Track down every line below that holds "Overdue" and copy it.

> _Data for processing_:
————————
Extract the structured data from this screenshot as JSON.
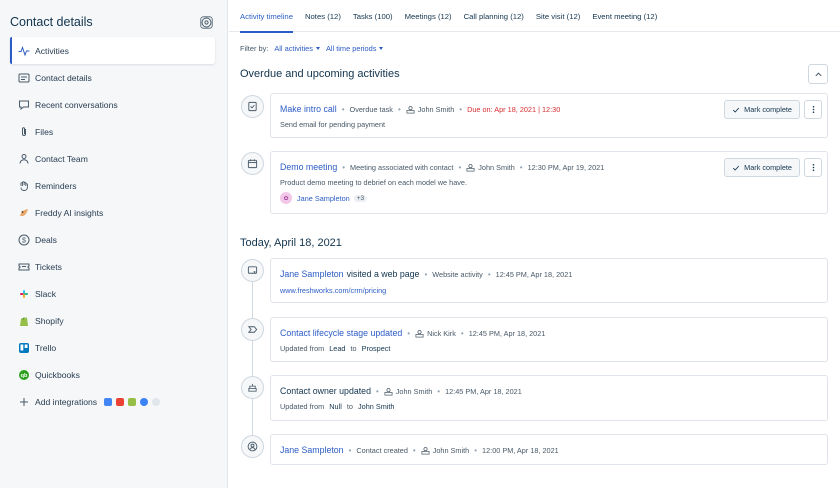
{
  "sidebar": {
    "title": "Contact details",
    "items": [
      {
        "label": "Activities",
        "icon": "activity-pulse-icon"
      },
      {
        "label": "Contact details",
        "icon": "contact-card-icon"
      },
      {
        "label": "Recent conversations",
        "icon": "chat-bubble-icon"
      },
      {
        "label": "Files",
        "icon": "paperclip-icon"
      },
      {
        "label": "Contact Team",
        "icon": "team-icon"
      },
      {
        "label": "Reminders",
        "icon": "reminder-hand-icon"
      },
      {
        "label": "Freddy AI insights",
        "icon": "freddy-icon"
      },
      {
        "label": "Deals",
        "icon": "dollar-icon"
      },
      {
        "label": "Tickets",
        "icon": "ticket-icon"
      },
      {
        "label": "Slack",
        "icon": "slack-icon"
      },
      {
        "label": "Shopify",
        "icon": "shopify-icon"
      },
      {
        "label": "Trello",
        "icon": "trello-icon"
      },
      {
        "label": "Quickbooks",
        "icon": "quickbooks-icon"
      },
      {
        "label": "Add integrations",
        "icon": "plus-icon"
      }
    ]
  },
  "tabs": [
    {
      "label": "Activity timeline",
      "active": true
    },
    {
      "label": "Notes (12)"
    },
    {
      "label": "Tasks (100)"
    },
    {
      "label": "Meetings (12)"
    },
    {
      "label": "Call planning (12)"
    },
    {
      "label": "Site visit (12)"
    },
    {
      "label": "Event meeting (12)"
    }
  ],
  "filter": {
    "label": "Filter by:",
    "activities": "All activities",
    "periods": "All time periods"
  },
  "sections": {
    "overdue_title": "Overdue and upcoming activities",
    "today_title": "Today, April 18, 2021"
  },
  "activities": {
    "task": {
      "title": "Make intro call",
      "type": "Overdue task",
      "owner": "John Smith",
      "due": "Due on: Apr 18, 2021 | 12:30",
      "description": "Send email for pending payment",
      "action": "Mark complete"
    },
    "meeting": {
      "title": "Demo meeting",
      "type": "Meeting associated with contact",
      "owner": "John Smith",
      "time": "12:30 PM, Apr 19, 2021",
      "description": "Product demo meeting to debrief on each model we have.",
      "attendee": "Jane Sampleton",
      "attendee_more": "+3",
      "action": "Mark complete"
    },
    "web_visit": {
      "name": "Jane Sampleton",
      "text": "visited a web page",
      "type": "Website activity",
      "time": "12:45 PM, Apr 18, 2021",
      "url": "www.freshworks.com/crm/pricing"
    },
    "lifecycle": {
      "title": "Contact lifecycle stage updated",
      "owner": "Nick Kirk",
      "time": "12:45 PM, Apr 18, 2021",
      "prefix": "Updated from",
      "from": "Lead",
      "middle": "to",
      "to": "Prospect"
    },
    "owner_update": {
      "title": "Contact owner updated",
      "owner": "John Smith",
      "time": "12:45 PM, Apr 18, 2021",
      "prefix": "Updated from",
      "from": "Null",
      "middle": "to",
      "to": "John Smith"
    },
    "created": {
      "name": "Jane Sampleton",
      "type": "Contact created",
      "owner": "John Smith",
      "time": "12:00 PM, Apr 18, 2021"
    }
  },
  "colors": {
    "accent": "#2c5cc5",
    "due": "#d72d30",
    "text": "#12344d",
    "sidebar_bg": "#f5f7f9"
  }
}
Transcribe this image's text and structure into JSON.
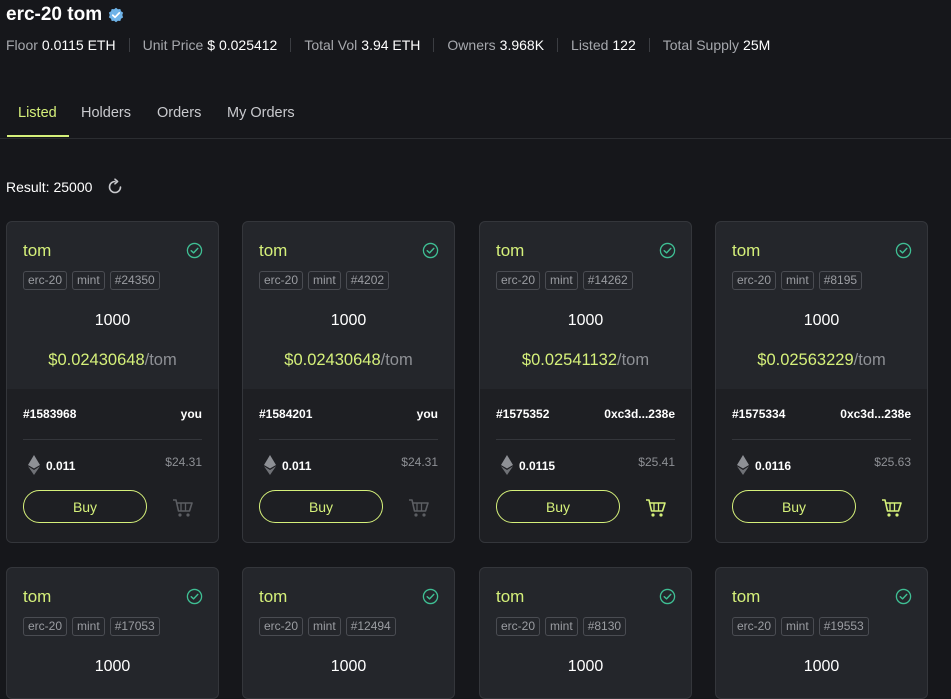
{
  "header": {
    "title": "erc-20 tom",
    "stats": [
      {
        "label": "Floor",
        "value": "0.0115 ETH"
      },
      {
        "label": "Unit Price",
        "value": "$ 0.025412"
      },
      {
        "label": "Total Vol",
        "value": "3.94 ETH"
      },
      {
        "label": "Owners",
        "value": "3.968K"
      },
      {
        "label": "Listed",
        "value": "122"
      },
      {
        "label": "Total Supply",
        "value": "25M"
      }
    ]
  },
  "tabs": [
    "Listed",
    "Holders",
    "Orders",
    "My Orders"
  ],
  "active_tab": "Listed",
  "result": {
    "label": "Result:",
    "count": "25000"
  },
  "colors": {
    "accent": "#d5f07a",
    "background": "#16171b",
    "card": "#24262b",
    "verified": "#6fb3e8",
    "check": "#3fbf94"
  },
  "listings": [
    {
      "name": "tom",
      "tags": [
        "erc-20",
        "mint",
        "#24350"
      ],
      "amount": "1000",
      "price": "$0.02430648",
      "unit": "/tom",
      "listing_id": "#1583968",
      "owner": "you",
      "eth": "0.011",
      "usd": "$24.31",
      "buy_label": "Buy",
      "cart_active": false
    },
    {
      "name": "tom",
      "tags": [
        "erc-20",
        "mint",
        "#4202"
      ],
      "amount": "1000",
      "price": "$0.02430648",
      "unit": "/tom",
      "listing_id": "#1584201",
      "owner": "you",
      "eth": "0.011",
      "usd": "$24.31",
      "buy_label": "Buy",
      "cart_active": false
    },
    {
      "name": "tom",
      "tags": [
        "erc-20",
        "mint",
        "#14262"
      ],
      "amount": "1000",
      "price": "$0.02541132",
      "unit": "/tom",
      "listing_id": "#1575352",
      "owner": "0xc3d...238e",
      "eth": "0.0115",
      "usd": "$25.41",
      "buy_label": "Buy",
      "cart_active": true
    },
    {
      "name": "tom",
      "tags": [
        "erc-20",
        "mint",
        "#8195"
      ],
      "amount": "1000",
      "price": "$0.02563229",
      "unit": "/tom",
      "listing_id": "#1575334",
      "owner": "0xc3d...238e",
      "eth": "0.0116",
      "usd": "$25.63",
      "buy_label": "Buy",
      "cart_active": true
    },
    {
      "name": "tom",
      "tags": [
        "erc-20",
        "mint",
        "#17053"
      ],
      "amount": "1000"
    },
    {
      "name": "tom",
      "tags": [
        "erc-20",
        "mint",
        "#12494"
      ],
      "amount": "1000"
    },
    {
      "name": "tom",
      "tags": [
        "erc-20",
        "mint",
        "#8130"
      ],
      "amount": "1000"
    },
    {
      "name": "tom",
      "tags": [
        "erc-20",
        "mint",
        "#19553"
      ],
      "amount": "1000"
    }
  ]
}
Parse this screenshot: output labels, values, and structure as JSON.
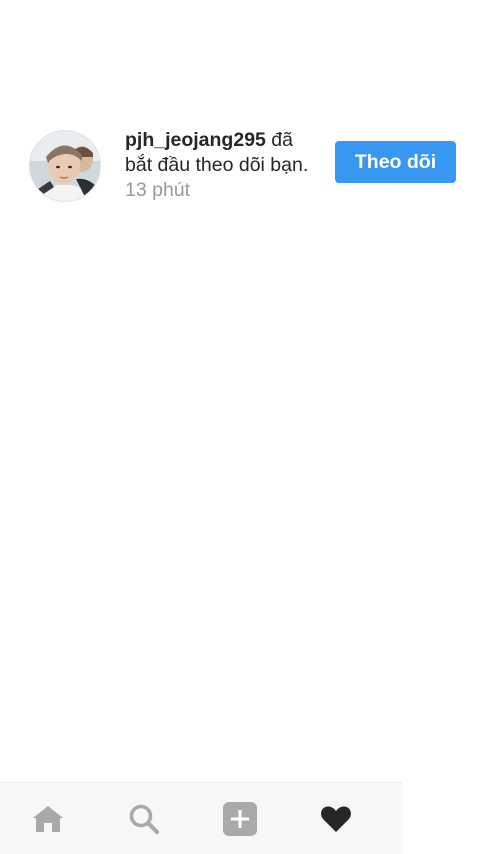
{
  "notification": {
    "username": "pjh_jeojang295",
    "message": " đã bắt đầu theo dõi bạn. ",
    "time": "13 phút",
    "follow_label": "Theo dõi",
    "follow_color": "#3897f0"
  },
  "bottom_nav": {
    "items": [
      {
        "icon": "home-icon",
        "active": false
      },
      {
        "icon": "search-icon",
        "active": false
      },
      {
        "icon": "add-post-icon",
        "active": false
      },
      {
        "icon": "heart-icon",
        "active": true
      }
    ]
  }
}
————————
> _Task output_:
    "overdue_title": "Overdue and upcoming activities",
      "type": "Overdue task",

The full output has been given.